### WHAT NEEDS TO BE DONE
Find the string "Praveen" in the records. Copy every line it appears in.

### PROVIDED DATA
════════
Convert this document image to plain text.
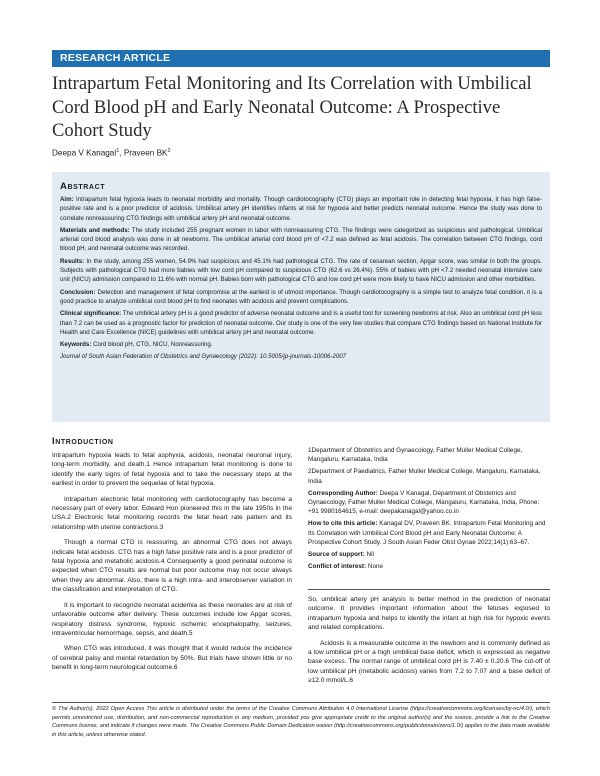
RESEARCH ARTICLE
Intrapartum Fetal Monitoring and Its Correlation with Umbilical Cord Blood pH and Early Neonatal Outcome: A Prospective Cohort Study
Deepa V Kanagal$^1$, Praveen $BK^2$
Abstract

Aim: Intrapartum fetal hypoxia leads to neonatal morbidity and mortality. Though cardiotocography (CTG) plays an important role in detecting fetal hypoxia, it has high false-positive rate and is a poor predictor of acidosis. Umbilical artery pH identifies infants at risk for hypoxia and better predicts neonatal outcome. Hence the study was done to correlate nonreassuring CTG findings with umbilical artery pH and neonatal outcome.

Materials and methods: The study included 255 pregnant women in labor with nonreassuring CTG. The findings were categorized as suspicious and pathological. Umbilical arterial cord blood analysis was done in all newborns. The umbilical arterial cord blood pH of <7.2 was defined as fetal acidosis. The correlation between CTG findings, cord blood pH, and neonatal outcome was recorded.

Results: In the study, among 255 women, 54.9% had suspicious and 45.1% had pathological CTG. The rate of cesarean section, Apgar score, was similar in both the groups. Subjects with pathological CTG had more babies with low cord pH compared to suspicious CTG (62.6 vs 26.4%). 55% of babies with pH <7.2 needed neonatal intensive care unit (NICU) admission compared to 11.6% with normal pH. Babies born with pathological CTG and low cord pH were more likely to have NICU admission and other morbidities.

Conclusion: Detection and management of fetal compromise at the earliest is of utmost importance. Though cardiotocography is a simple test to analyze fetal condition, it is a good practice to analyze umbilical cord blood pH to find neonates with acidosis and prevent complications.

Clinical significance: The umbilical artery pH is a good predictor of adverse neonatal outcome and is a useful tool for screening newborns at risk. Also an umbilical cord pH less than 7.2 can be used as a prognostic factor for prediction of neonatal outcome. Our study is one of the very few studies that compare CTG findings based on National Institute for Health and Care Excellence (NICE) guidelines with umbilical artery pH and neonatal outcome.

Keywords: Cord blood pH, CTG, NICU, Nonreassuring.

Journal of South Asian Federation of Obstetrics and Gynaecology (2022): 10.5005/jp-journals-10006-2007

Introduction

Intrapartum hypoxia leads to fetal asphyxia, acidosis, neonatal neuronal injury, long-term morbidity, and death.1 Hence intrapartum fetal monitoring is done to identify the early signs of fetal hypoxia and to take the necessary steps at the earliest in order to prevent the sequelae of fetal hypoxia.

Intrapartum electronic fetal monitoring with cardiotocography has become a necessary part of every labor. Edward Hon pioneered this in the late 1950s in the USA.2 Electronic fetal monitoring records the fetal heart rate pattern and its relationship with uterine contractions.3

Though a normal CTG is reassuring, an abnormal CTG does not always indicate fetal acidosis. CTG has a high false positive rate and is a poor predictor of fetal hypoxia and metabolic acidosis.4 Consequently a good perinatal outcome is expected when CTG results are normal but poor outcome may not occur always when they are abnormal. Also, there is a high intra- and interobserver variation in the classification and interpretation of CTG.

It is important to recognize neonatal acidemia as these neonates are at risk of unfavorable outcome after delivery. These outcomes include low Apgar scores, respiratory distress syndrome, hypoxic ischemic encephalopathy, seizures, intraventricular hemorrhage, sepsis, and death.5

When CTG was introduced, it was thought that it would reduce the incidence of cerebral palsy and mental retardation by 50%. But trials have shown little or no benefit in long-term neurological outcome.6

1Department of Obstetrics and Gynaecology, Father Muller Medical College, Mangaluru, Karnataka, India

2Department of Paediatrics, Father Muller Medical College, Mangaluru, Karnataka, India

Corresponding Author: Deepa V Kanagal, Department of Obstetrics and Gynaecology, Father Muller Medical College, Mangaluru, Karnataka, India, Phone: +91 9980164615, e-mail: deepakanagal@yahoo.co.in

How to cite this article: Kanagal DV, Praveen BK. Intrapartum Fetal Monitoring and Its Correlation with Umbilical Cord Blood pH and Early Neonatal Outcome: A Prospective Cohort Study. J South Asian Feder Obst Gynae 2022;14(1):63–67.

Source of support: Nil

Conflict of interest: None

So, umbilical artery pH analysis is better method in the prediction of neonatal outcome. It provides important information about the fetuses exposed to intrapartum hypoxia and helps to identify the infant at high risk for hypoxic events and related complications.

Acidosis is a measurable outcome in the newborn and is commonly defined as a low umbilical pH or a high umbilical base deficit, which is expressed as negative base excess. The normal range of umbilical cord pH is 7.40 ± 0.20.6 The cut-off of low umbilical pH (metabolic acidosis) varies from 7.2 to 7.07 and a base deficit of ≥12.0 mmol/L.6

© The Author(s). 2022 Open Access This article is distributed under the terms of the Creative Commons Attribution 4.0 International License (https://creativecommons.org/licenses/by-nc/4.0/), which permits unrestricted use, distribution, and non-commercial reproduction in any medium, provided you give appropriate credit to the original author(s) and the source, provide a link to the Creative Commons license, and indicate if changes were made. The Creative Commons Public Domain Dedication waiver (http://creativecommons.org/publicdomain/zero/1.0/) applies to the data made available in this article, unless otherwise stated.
════════
### SOLVED PROBLEM
Deepa V Kanagal$^1$, Praveen $BK^2$
How to cite this article: Kanagal DV, Praveen BK. Intrapartum Fetal Monitoring and Its Correlation with Umbilical Cord Blood pH and Early Neonatal Outcome: A Prospective Cohort Study. J South Asian Feder Obst Gynae 2022;14(1):63–67.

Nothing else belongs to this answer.